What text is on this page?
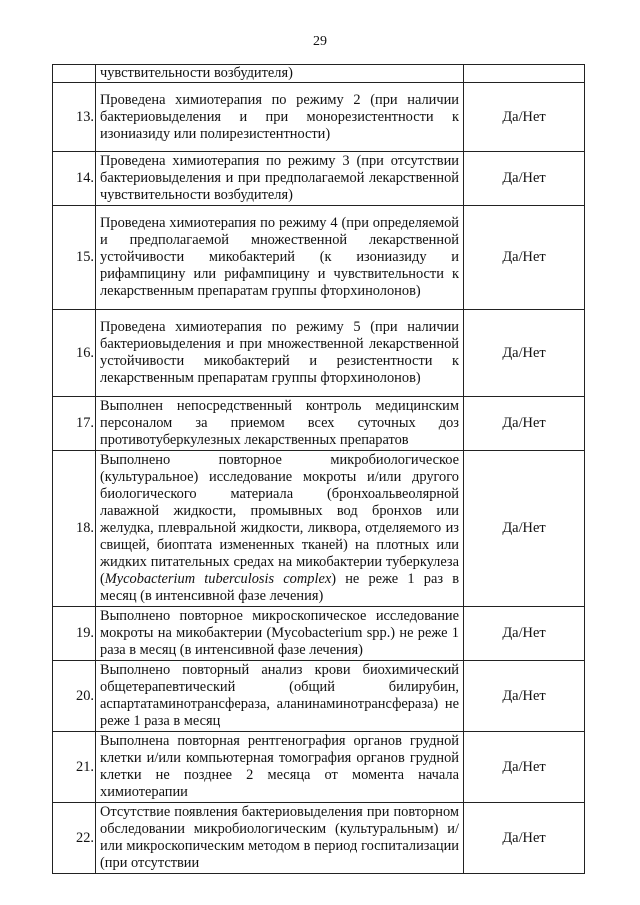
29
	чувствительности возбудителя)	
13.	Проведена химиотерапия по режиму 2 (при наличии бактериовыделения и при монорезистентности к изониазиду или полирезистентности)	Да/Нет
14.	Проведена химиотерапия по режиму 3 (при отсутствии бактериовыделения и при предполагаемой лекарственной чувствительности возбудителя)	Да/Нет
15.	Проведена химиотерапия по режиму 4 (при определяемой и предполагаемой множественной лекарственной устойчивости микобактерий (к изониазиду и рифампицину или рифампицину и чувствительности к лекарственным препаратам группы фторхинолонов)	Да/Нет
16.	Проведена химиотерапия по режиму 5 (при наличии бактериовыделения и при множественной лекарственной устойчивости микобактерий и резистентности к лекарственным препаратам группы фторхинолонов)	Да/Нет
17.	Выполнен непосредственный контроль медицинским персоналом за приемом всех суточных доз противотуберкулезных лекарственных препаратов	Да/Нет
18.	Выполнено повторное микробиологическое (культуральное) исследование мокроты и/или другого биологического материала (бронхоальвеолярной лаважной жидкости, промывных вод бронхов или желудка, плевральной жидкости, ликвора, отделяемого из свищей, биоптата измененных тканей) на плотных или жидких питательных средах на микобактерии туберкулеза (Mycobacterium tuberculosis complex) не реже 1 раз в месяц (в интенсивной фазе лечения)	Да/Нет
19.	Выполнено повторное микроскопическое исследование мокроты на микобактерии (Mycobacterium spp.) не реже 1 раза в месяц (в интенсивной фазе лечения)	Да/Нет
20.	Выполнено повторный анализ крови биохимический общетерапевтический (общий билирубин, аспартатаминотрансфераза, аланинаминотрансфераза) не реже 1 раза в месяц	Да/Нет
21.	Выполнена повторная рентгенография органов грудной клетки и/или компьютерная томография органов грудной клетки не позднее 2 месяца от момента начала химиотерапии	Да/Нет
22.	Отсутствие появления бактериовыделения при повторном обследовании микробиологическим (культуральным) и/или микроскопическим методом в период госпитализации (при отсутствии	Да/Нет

————

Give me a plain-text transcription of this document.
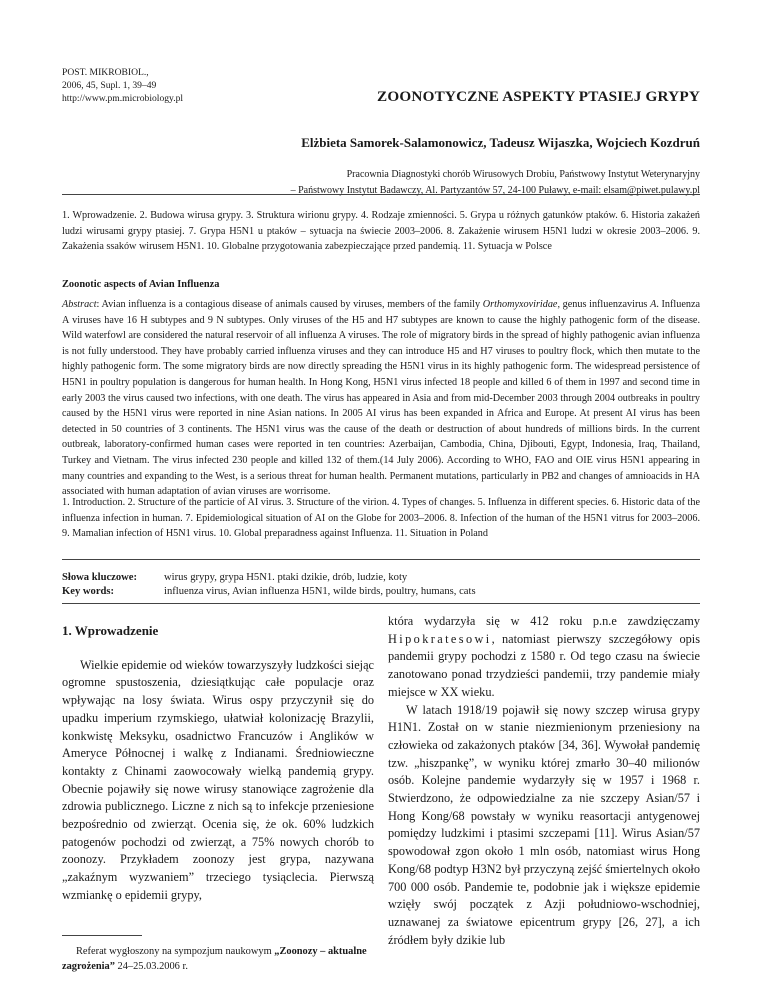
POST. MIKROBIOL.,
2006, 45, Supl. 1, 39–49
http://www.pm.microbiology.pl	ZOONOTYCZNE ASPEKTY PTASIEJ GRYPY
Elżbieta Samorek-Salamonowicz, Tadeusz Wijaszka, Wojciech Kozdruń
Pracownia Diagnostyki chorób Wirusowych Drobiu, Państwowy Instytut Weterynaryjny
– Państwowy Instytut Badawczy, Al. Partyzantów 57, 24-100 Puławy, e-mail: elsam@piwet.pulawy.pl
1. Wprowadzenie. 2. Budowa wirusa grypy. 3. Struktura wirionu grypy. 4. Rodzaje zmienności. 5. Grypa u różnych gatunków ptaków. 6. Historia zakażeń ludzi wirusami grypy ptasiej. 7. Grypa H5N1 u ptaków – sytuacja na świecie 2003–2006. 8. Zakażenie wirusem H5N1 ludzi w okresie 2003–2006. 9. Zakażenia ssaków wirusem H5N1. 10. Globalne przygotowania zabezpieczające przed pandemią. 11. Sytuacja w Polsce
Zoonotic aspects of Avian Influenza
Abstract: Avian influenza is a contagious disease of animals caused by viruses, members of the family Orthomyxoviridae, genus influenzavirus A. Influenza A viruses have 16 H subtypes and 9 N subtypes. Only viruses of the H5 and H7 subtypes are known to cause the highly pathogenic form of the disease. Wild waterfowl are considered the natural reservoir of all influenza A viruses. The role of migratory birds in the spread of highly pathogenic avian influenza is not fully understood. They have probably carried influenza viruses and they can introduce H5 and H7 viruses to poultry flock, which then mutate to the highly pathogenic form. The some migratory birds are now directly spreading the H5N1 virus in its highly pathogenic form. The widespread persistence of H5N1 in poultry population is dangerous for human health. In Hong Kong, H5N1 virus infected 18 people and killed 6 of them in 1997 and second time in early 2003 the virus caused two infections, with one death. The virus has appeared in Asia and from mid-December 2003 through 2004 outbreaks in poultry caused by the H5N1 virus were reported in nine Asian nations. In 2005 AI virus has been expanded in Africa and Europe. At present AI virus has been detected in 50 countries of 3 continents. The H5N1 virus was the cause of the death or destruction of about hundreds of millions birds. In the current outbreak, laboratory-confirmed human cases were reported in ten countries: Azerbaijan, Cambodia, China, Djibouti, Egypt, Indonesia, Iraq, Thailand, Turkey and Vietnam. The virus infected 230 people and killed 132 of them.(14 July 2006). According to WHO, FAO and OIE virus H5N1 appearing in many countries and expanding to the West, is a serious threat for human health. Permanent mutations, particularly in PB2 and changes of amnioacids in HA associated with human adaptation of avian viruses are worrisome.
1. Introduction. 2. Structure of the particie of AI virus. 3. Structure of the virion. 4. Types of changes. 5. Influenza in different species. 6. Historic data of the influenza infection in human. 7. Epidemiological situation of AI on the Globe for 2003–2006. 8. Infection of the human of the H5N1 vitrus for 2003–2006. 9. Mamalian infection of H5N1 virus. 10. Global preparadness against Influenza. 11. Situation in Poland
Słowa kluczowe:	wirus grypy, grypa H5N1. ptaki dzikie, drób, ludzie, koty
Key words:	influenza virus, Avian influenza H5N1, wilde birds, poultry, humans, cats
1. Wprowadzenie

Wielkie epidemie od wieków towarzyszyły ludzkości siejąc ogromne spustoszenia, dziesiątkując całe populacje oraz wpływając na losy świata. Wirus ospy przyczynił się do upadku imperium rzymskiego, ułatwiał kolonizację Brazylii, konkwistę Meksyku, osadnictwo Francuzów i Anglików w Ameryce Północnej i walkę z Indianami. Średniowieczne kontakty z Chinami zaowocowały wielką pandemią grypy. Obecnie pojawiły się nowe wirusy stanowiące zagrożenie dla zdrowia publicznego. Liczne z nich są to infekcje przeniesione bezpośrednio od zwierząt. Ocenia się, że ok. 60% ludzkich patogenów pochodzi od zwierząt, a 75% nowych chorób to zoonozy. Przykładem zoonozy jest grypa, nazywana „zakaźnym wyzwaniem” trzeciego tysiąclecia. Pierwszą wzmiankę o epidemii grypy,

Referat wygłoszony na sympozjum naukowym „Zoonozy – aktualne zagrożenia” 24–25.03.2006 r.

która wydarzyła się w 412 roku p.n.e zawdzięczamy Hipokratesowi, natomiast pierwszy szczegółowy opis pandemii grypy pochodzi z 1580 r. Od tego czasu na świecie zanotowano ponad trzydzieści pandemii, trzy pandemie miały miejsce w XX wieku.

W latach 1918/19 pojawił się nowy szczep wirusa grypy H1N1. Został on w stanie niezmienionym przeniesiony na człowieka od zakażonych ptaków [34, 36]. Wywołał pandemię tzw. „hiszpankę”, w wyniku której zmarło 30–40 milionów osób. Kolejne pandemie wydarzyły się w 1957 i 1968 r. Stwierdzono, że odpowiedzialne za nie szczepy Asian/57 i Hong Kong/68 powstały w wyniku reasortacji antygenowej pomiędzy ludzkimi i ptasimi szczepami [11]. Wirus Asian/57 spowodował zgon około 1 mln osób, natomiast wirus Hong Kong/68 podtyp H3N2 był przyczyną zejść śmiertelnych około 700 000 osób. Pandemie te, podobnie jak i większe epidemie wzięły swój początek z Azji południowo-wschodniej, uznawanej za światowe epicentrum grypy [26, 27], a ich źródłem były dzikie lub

————

# [What this task involves]
Where does "интенсивной" appear in the records above? Copy each line that holds it.

# [Result of this task]
18.	Выполнено повторное микробиологическое (культуральное) исследование мокроты и/или другого биологического материала (бронхоальвеолярной лаважной жидкости, промывных вод бронхов или желудка, плевральной жидкости, ликвора, отделяемого из свищей, биоптата измененных тканей) на плотных или жидких питательных средах на микобактерии туберкулеза (Mycobacterium tuberculosis complex) не реже 1 раз в месяц (в интенсивной фазе лечения)	Да/Нет
19.	Выполнено повторное микроскопическое исследование мокроты на микобактерии (Mycobacterium spp.) не реже 1 раза в месяц (в интенсивной фазе лечения)	Да/Нет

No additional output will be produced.